## begin Supplied material

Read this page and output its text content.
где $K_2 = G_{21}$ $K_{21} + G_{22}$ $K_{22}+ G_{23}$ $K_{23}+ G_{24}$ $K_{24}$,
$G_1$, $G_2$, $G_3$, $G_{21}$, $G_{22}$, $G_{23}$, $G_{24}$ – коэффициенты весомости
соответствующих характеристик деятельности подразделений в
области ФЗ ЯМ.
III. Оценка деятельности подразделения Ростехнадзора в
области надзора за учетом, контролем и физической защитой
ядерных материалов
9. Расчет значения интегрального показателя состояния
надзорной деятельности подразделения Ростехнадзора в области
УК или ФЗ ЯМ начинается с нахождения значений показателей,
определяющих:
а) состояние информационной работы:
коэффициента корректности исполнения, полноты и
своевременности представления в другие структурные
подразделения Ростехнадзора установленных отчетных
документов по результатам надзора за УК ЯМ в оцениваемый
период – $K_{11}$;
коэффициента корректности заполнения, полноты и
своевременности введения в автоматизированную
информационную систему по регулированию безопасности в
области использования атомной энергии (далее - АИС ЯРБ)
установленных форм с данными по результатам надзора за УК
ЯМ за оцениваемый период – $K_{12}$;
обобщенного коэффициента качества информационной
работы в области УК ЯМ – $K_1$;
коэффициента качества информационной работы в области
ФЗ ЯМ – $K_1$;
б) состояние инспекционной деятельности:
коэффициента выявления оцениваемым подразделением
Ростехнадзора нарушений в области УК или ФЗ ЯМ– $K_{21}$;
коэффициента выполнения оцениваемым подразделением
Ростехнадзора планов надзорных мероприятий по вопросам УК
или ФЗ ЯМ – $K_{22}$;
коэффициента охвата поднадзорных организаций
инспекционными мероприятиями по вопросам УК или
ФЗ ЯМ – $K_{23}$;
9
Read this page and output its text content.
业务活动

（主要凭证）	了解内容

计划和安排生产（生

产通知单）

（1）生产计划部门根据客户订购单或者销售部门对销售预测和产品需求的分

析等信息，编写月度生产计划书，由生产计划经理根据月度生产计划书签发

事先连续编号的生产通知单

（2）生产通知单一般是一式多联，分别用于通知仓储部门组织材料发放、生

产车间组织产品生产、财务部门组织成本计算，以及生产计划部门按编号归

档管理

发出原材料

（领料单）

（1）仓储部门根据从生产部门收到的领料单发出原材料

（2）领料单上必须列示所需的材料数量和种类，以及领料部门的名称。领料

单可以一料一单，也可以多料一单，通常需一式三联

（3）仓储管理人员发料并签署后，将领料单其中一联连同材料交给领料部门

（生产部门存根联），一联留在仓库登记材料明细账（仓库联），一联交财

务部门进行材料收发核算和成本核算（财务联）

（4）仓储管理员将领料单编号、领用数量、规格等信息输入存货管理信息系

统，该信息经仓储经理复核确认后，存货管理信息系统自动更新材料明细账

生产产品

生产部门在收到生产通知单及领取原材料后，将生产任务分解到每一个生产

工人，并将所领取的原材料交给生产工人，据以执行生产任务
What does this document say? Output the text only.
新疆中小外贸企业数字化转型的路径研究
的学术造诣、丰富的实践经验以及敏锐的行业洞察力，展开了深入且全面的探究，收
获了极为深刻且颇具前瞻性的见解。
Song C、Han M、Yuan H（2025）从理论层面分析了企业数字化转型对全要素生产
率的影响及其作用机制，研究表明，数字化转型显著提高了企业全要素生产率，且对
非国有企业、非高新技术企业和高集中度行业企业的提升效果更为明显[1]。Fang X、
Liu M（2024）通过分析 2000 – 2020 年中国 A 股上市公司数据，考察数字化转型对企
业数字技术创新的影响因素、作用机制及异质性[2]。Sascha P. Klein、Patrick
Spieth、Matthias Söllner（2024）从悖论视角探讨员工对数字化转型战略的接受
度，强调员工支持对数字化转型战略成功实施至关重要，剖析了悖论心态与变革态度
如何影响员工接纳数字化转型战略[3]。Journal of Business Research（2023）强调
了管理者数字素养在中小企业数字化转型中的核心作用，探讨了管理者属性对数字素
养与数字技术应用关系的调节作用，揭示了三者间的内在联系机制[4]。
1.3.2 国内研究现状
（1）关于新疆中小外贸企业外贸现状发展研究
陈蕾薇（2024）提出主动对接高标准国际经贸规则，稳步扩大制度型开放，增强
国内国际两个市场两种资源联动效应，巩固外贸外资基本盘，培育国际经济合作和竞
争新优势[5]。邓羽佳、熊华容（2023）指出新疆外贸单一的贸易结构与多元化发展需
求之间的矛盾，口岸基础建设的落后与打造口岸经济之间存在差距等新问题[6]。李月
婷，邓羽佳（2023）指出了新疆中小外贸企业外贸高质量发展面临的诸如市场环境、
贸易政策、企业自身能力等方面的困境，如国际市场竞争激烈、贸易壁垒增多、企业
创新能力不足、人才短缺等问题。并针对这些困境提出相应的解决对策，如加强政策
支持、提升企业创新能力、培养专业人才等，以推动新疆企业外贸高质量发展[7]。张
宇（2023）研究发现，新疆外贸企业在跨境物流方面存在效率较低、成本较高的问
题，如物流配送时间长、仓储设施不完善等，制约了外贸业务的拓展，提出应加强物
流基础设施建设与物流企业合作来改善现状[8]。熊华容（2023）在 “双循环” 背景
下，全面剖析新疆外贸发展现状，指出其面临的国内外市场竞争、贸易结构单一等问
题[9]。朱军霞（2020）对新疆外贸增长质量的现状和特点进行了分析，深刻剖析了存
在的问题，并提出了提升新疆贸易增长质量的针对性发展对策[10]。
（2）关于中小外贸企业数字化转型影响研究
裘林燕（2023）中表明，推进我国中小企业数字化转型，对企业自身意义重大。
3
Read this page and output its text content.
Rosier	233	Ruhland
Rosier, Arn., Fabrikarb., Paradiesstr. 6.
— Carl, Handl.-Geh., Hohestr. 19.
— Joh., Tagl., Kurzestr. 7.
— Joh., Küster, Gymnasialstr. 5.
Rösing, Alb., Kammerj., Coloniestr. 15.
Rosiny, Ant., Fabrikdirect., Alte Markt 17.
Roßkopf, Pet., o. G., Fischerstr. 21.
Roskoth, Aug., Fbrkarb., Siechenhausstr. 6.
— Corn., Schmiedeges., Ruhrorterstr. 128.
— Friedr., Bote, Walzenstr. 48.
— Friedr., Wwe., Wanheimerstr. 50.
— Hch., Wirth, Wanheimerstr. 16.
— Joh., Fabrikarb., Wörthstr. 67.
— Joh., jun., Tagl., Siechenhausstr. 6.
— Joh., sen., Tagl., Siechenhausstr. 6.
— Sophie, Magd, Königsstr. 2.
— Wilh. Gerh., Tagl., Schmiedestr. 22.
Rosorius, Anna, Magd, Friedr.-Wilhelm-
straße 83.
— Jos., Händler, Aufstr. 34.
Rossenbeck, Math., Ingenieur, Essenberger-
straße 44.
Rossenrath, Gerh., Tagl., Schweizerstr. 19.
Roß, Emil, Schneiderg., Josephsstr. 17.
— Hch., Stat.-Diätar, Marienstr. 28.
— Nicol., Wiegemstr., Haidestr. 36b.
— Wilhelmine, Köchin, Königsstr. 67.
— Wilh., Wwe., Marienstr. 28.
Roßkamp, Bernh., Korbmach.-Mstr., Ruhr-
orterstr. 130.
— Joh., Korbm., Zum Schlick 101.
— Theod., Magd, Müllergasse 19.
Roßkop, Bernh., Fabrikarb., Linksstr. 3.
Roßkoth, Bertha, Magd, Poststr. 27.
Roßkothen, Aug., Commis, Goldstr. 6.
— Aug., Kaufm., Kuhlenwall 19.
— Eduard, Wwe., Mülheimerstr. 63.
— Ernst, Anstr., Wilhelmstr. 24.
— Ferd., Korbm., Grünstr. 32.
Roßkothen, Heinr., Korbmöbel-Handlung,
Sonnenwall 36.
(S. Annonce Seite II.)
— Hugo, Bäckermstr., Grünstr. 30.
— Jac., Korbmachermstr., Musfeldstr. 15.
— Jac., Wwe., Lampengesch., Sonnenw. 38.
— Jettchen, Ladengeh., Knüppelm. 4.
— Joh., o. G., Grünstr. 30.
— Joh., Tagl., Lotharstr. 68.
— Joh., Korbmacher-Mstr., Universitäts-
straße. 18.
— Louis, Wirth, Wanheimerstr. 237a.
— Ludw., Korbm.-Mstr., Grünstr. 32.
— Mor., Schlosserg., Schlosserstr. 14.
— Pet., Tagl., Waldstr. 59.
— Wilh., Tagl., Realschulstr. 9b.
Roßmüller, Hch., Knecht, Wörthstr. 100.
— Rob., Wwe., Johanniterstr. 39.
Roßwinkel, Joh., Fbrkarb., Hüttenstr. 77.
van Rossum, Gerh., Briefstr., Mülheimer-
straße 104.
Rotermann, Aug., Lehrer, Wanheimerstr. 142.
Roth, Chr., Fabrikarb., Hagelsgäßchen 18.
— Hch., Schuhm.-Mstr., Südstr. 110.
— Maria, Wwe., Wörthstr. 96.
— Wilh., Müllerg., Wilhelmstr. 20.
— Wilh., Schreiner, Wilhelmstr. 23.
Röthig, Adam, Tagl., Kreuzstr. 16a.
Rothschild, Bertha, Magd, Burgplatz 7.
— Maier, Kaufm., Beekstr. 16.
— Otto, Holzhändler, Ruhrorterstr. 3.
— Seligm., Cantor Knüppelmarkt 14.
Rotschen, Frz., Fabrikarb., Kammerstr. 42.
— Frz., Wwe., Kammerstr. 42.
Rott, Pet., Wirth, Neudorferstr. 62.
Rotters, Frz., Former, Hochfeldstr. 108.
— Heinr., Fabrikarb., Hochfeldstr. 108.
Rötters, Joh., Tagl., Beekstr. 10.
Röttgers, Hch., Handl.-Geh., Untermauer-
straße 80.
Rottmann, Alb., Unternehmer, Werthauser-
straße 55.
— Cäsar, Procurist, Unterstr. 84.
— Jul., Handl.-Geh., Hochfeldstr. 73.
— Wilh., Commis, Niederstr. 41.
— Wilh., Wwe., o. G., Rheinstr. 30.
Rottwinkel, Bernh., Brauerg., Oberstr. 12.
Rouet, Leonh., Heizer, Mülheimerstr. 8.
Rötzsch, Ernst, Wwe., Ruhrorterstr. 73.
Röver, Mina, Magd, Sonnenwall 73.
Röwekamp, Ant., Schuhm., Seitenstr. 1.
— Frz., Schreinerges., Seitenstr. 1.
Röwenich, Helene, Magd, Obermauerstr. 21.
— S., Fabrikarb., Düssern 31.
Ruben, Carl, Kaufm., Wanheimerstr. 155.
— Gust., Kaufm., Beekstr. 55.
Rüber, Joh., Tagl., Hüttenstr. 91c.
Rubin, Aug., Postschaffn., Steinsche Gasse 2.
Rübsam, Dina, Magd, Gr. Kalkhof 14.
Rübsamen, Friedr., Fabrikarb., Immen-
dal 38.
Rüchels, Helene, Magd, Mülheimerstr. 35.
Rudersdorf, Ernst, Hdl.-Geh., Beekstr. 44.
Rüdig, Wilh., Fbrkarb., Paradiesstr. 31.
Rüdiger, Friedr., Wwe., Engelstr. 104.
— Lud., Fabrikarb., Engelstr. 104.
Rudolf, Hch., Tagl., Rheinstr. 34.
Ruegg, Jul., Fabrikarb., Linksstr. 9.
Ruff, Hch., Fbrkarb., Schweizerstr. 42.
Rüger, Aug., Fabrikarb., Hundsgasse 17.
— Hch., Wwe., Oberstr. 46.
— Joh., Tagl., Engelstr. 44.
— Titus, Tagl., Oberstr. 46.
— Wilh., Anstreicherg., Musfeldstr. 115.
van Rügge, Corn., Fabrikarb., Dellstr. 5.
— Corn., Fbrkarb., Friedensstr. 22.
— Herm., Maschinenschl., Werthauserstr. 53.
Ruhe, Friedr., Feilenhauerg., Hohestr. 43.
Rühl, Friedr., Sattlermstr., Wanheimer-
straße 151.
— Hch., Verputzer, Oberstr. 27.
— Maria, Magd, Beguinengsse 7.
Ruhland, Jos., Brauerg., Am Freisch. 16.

## end Supplied material

Find how many lines in the listing hold "Sonnenwall", and reply with that number only.

→ **Written response**
2